# START OF Information given
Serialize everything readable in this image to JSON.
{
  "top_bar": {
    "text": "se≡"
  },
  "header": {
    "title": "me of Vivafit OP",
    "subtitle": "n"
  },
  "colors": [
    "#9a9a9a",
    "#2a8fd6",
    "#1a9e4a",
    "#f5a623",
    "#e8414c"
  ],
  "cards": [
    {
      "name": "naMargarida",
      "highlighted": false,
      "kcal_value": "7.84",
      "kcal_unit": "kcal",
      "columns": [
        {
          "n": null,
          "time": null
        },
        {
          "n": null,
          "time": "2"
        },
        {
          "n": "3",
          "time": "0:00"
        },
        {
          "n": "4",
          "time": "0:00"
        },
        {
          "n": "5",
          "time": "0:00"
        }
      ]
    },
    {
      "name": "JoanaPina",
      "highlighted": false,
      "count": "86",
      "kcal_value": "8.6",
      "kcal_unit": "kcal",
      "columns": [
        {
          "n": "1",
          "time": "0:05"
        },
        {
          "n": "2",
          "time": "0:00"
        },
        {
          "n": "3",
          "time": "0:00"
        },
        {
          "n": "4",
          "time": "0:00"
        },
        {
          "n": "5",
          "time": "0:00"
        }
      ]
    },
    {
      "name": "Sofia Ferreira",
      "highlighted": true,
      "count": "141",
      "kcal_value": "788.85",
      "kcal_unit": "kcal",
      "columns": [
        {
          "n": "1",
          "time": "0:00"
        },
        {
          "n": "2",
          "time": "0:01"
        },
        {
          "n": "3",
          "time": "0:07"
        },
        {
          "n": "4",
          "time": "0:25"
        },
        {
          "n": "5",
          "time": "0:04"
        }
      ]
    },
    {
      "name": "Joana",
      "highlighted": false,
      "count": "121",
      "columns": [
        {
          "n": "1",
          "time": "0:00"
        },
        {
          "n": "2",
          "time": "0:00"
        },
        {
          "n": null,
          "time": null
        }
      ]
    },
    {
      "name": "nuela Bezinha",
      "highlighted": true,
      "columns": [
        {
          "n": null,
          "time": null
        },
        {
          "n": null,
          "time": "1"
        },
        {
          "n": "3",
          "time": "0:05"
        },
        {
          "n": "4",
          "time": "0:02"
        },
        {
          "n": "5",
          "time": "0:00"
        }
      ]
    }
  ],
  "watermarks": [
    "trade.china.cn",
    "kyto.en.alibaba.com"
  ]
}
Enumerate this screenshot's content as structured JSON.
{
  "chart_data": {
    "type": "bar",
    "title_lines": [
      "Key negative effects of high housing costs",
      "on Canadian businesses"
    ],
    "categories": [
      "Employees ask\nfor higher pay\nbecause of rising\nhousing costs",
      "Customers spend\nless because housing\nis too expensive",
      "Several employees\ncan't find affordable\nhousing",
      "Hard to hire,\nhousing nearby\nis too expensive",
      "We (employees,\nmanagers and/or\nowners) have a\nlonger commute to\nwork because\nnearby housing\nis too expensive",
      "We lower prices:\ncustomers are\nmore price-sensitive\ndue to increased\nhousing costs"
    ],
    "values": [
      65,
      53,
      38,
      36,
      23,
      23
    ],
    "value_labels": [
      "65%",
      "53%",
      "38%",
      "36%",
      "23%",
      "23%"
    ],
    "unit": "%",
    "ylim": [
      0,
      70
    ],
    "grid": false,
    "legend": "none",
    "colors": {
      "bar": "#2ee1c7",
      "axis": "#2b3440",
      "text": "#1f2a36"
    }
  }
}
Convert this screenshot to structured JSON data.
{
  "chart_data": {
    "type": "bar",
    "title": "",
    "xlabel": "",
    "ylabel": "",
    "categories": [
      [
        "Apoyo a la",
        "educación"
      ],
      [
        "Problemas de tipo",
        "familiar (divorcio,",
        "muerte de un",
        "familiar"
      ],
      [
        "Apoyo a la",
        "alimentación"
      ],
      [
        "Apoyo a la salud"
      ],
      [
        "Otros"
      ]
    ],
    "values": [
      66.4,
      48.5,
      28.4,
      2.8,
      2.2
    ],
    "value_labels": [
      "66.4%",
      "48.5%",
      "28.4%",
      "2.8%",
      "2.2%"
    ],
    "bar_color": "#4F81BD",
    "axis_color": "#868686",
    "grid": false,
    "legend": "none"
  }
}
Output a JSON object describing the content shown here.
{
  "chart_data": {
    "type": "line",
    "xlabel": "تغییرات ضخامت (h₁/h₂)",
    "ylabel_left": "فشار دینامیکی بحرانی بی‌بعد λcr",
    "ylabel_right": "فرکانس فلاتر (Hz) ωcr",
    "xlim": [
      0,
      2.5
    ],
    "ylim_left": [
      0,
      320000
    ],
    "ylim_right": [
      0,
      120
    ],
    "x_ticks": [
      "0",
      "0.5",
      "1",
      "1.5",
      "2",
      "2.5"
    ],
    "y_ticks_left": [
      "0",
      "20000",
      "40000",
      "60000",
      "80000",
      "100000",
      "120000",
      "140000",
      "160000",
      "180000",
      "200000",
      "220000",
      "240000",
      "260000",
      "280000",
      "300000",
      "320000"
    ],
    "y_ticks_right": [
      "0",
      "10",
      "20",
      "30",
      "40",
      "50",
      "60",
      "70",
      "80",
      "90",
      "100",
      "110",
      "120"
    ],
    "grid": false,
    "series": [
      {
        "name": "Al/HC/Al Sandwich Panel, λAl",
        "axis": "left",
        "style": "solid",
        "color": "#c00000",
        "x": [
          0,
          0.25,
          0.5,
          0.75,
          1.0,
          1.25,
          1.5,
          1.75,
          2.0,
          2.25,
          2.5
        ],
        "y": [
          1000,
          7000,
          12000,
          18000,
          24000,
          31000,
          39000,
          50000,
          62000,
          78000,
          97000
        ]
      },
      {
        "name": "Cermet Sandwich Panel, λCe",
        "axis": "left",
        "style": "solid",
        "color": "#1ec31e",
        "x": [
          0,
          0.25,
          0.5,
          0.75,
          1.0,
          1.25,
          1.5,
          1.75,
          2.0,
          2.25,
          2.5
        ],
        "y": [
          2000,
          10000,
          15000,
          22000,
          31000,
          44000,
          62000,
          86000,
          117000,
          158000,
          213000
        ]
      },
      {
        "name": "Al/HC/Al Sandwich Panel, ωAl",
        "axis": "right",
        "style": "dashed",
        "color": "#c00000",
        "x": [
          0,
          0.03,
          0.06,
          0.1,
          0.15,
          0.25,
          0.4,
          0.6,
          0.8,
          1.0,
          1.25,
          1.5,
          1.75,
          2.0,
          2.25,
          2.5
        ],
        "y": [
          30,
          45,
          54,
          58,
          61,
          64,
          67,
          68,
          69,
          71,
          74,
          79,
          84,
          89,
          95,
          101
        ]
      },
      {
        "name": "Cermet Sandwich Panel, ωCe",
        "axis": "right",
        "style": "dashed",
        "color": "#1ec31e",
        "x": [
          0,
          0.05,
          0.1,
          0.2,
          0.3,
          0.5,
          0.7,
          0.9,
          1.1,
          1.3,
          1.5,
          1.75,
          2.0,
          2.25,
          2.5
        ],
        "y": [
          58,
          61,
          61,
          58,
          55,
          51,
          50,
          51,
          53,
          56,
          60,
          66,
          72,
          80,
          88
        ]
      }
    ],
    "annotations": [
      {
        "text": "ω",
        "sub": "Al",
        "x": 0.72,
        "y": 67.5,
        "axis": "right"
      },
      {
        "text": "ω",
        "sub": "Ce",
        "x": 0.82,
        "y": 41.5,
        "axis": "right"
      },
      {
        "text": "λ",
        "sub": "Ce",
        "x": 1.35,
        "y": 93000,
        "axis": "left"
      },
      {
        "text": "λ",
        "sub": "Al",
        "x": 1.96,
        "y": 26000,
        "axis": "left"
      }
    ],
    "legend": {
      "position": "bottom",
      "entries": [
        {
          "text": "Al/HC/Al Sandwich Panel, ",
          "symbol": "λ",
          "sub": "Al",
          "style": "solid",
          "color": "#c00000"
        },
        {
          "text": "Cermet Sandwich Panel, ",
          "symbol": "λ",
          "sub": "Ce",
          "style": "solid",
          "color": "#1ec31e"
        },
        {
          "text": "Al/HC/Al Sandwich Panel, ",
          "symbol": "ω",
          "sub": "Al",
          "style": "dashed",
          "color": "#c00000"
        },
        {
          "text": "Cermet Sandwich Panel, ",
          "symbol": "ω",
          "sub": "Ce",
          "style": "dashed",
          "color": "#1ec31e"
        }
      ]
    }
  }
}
# END OF Information given
Copy each line in the data that holds the word "structured".

Enumerate this screenshot's content as structured JSON.
Convert this screenshot to structured JSON data.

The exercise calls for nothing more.